Provided material –
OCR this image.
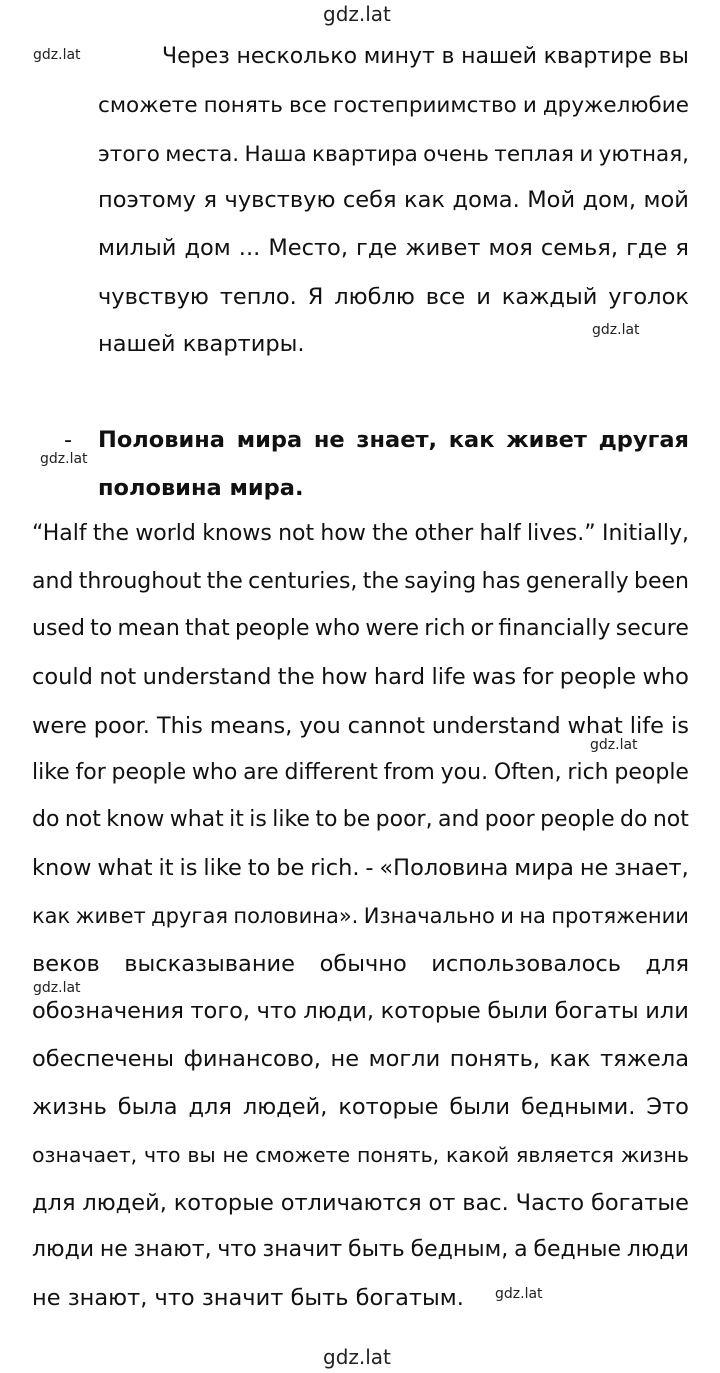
gdz.lat
gdz.lat
gdz.lat
gdz.lat
gdz.lat
gdz.lat
gdz.lat
gdz.lat
Через несколько минут в нашей квартире вы
сможете понять все гостеприимство и дружелюбие
этого места. Наша квартира очень теплая и уютная,
поэтому я чувствую себя как дома. Мой дом, мой
милый дом ... Место, где живет моя семья, где я
чувствую тепло. Я люблю все и каждый уголок
нашей квартиры.
- Половина мира не знает, как живет другая
половина мира.
“Half the world knows not how the other half lives.” Initially,
and throughout the centuries, the saying has generally been
used to mean that people who were rich or financially secure
could not understand the how hard life was for people who
were poor. This means, you cannot understand what life is
like for people who are different from you. Often, rich people
do not know what it is like to be poor, and poor people do not
know what it is like to be rich. - «Половина мира не знает,
как живет другая половина». Изначально и на протяжении
веков высказывание обычно использовалось для
обозначения того, что люди, которые были богаты или
обеспечены финансово, не могли понять, как тяжела
жизнь была для людей, которые были бедными. Это
означает, что вы не сможете понять, какой является жизнь
для людей, которые отличаются от вас. Часто богатые
люди не знают, что значит быть бедным, а бедные люди
не знают, что значит быть богатым.
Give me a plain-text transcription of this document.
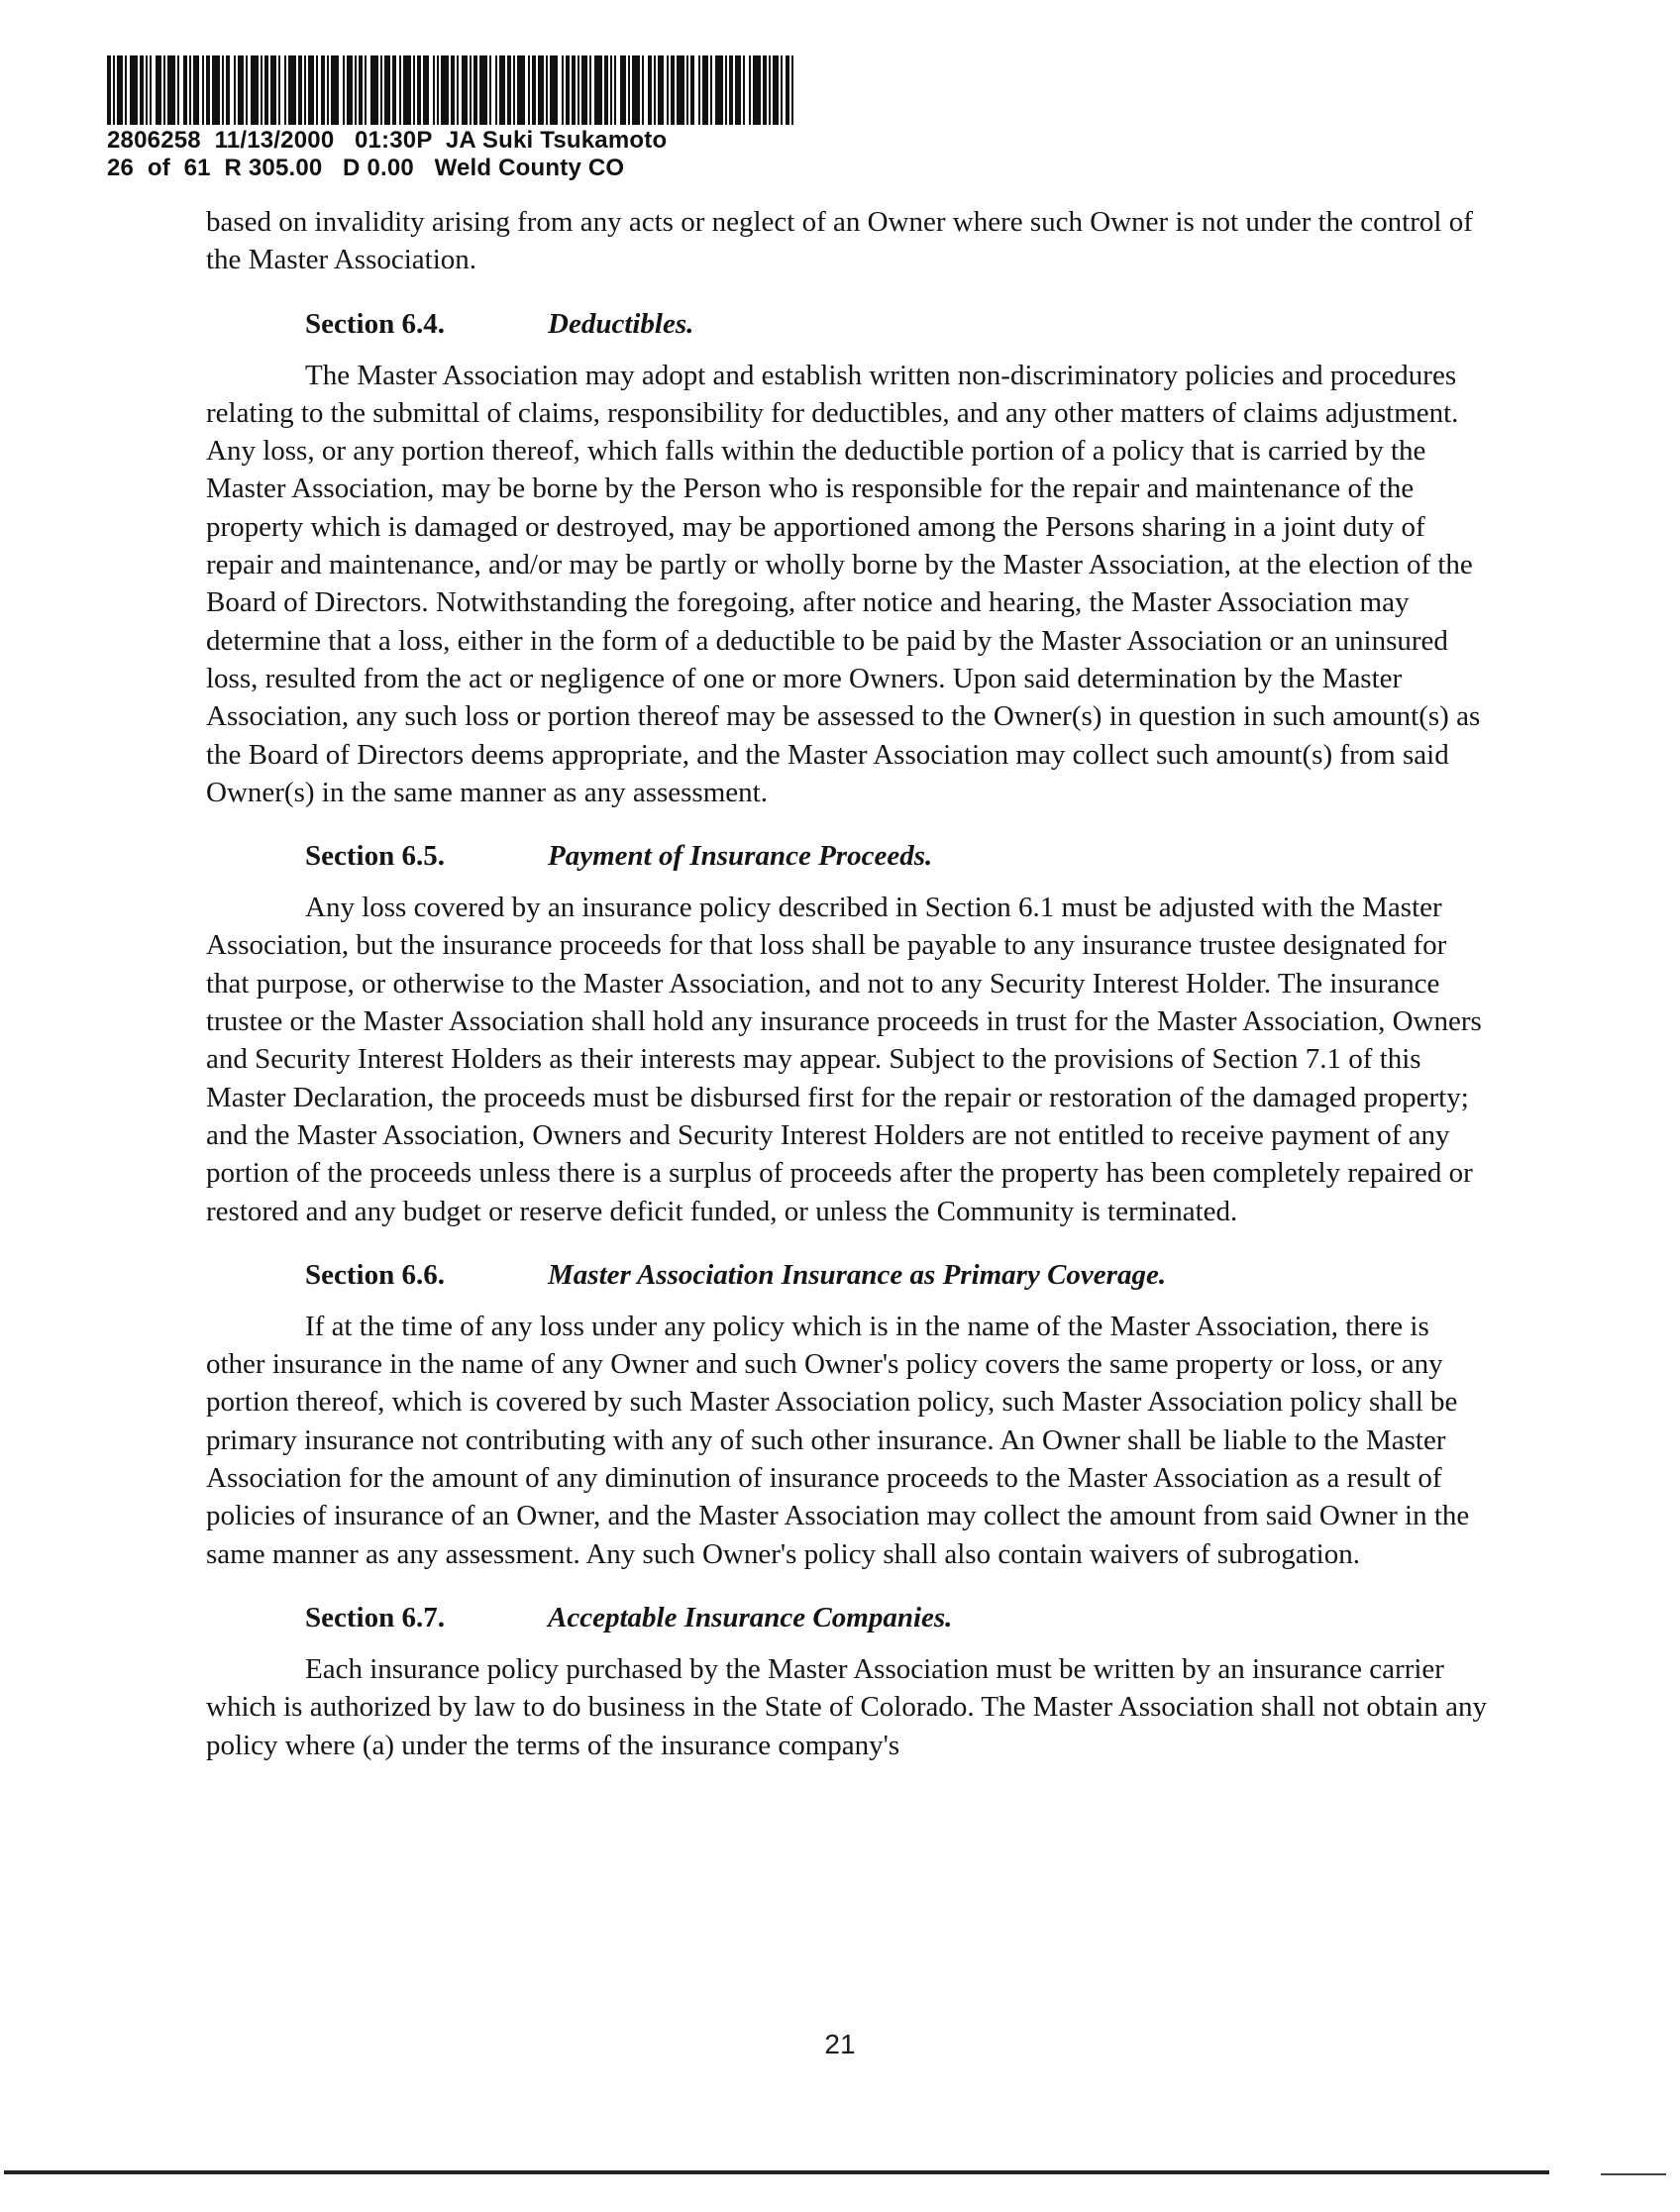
2806258  11/13/2000   01:30P  JA Suki Tsukamoto
26  of  61  R 305.00   D 0.00   Weld County CO

based on invalidity arising from any acts or neglect of an Owner where such Owner is not under the control of the Master Association.

Section 6.4.	Deductibles.

The Master Association may adopt and establish written non-discriminatory policies and procedures relating to the submittal of claims, responsibility for deductibles, and any other matters of claims adjustment. Any loss, or any portion thereof, which falls within the deductible portion of a policy that is carried by the Master Association, may be borne by the Person who is responsible for the repair and maintenance of the property which is damaged or destroyed, may be apportioned among the Persons sharing in a joint duty of repair and maintenance, and/or may be partly or wholly borne by the Master Association, at the election of the Board of Directors. Notwithstanding the foregoing, after notice and hearing, the Master Association may determine that a loss, either in the form of a deductible to be paid by the Master Association or an uninsured loss, resulted from the act or negligence of one or more Owners. Upon said determination by the Master Association, any such loss or portion thereof may be assessed to the Owner(s) in question in such amount(s) as the Board of Directors deems appropriate, and the Master Association may collect such amount(s) from said Owner(s) in the same manner as any assessment.

Section 6.5.	Payment of Insurance Proceeds.

Any loss covered by an insurance policy described in Section 6.1 must be adjusted with the Master Association, but the insurance proceeds for that loss shall be payable to any insurance trustee designated for that purpose, or otherwise to the Master Association, and not to any Security Interest Holder. The insurance trustee or the Master Association shall hold any insurance proceeds in trust for the Master Association, Owners and Security Interest Holders as their interests may appear. Subject to the provisions of Section 7.1 of this Master Declaration, the proceeds must be disbursed first for the repair or restoration of the damaged property; and the Master Association, Owners and Security Interest Holders are not entitled to receive payment of any portion of the proceeds unless there is a surplus of proceeds after the property has been completely repaired or restored and any budget or reserve deficit funded, or unless the Community is terminated.

Section 6.6.	Master Association Insurance as Primary Coverage.

If at the time of any loss under any policy which is in the name of the Master Association, there is other insurance in the name of any Owner and such Owner's policy covers the same property or loss, or any portion thereof, which is covered by such Master Association policy, such Master Association policy shall be primary insurance not contributing with any of such other insurance. An Owner shall be liable to the Master Association for the amount of any diminution of insurance proceeds to the Master Association as a result of policies of insurance of an Owner, and the Master Association may collect the amount from said Owner in the same manner as any assessment. Any such Owner's policy shall also contain waivers of subrogation.

Section 6.7.	Acceptable Insurance Companies.

Each insurance policy purchased by the Master Association must be written by an insurance carrier which is authorized by law to do business in the State of Colorado. The Master Association shall not obtain any policy where (a) under the terms of the insurance company's

21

The problem – Where a line in the material above holds "живет", copy that line.

In response –
милый дом ... Место, где живет моя семья, где я
- Половина мира не знает, как живет другая
как живет другая половина». Изначально и на протяжении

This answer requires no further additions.